## WORK TO COMPLETE
Report how many lines of the listing below include the word "Development". Give nothing but the number.

# RECORDS PROVIDED start

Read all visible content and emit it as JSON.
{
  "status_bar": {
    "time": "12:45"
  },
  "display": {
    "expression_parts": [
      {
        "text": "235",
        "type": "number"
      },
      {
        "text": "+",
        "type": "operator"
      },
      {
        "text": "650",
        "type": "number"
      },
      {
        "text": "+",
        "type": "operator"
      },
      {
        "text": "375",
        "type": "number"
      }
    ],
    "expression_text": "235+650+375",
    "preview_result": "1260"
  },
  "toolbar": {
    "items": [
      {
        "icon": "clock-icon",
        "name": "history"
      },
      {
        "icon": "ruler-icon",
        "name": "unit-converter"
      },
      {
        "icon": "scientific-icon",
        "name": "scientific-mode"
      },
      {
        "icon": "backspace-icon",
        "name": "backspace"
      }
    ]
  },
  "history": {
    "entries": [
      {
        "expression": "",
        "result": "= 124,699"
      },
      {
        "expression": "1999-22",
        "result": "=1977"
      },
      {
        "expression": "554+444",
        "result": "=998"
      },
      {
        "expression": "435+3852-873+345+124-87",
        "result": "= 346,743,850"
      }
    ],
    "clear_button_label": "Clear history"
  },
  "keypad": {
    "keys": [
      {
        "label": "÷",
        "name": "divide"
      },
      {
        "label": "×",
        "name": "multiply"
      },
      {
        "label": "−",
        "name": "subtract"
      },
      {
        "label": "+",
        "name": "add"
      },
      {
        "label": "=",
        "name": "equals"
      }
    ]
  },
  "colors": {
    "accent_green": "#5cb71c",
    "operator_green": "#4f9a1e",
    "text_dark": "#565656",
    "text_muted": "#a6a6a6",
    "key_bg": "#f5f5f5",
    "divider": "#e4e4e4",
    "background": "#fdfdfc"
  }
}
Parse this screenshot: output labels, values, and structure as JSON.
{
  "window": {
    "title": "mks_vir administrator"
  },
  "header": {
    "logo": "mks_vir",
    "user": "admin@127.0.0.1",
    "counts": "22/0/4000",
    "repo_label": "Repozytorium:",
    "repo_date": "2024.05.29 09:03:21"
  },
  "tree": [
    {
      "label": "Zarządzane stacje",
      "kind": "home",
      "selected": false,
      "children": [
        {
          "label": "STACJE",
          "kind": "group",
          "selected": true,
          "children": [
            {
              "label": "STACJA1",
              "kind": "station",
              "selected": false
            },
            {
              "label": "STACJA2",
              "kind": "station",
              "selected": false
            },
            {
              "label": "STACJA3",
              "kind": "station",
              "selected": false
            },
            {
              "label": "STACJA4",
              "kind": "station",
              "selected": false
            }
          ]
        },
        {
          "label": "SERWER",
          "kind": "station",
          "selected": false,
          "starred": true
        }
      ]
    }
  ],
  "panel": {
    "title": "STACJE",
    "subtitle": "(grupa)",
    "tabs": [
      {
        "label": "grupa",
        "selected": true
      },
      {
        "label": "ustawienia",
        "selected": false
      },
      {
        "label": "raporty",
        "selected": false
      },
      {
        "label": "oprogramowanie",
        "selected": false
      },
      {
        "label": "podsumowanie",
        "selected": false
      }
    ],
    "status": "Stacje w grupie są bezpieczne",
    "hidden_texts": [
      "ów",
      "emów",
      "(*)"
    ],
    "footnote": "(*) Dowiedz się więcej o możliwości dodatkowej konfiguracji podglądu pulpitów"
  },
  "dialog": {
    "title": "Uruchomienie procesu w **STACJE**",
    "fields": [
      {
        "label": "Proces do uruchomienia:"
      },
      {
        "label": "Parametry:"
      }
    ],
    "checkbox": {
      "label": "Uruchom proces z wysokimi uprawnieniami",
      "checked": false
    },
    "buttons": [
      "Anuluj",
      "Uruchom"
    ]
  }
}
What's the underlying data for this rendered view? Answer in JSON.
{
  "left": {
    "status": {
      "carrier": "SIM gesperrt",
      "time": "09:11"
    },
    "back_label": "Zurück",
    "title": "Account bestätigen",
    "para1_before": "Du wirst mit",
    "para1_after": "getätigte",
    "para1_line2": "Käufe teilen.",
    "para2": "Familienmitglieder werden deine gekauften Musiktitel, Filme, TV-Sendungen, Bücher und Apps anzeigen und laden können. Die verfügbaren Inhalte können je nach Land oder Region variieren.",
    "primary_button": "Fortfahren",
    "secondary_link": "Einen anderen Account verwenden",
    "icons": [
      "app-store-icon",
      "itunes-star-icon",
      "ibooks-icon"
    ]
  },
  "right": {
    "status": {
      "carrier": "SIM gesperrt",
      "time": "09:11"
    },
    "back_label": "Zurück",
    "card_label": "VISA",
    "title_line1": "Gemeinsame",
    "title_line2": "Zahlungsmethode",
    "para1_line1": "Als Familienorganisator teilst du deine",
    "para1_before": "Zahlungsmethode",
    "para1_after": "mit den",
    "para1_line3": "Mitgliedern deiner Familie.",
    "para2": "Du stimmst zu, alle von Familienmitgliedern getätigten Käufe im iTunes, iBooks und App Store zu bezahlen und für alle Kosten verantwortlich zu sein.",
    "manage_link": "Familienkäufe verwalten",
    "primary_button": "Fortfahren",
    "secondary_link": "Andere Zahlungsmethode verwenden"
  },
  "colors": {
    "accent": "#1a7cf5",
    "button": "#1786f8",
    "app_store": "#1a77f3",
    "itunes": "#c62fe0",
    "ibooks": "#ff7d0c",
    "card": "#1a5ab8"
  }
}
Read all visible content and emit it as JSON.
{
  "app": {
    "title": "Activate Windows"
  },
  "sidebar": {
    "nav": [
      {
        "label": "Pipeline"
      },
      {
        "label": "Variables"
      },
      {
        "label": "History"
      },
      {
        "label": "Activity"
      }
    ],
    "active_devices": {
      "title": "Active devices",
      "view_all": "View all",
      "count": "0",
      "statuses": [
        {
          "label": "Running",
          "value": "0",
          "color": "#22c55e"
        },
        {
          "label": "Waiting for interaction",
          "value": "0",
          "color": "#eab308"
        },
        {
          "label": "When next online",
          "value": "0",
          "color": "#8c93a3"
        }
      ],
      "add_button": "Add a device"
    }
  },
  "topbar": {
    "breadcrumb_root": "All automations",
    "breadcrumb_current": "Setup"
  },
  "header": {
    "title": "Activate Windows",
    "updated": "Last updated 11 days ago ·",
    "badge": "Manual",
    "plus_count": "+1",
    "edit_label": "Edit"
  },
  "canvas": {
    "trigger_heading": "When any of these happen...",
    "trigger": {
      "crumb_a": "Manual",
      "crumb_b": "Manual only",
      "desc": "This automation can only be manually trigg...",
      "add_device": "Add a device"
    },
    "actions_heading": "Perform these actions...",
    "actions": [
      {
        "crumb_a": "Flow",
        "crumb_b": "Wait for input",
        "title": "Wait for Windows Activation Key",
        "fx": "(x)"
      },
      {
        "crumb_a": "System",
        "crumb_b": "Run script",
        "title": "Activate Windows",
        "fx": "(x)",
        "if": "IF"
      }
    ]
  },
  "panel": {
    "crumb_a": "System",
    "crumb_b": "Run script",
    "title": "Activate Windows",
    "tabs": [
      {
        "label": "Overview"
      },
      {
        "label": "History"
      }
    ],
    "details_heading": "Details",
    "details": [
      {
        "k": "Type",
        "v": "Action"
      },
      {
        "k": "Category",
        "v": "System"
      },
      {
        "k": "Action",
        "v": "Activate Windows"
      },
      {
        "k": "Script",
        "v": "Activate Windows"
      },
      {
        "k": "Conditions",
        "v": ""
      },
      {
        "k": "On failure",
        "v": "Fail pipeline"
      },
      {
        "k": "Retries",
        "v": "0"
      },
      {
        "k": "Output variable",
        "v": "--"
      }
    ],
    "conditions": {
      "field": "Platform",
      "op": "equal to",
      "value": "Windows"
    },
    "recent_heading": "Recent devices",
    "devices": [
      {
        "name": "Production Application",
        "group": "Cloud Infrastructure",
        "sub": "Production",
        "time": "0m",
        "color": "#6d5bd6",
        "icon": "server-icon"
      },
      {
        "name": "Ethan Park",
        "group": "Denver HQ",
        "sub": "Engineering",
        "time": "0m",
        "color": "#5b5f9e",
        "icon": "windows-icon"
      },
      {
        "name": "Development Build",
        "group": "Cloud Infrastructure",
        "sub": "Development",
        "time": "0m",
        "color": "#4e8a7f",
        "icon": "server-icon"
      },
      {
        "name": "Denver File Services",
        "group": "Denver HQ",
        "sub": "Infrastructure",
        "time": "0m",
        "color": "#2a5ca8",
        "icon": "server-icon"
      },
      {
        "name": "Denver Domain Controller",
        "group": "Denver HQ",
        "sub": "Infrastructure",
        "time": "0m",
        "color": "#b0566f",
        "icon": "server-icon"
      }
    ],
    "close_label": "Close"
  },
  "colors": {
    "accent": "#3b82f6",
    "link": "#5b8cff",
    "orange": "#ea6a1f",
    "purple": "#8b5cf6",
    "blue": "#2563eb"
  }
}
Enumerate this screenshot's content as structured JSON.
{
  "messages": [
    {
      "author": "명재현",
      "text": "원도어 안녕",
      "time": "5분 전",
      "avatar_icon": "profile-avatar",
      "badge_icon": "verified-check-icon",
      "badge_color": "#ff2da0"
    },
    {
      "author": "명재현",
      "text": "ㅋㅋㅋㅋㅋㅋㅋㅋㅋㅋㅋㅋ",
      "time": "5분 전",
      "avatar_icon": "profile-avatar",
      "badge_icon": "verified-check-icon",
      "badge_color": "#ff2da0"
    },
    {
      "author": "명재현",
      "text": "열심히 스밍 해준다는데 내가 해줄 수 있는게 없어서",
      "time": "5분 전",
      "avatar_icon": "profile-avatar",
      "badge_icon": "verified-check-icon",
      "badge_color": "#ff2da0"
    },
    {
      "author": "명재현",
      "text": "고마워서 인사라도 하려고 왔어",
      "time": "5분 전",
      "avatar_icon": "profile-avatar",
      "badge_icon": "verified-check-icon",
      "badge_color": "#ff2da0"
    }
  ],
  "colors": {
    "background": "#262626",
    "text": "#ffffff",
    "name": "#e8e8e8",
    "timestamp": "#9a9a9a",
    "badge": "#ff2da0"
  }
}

# RECORDS PROVIDED end

## FINAL RESULT
2